Written task: Work out how many lines include "meta" and answer with that number only.

Entries shown:
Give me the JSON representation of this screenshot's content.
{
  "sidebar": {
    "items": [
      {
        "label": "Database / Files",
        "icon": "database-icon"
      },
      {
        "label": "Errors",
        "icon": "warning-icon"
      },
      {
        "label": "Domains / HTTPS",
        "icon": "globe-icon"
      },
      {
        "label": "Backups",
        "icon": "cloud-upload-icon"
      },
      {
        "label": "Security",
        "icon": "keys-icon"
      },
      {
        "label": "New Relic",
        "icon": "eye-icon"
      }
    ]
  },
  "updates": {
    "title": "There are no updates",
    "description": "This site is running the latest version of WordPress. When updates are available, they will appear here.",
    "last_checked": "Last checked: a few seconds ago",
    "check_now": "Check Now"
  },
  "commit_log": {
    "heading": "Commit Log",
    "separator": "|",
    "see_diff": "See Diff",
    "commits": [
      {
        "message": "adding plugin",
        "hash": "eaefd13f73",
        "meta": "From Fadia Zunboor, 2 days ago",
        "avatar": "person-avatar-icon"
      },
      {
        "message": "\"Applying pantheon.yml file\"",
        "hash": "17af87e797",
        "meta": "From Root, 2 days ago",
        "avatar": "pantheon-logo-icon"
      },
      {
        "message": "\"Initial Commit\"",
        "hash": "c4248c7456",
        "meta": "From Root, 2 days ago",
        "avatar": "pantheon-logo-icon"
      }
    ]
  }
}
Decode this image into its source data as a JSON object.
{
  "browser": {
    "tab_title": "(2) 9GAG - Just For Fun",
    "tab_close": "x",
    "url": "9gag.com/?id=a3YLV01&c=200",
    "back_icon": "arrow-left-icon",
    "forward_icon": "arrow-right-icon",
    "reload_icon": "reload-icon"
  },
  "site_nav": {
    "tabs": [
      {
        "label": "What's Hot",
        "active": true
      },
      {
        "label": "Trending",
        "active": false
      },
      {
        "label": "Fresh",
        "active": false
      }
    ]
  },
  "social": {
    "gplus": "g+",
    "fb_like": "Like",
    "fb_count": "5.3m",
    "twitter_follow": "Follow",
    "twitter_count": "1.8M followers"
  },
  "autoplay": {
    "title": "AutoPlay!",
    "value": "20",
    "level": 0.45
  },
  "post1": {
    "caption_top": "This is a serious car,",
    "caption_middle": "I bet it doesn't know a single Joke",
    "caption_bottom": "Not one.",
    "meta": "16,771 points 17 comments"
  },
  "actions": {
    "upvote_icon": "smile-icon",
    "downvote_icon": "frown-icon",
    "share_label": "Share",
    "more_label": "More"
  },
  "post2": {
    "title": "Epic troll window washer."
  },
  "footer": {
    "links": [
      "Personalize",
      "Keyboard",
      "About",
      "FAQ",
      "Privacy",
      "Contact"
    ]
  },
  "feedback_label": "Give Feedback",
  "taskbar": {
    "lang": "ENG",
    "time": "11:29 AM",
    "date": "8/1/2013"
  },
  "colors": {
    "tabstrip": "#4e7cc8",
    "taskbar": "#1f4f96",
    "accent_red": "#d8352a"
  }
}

Solution: 4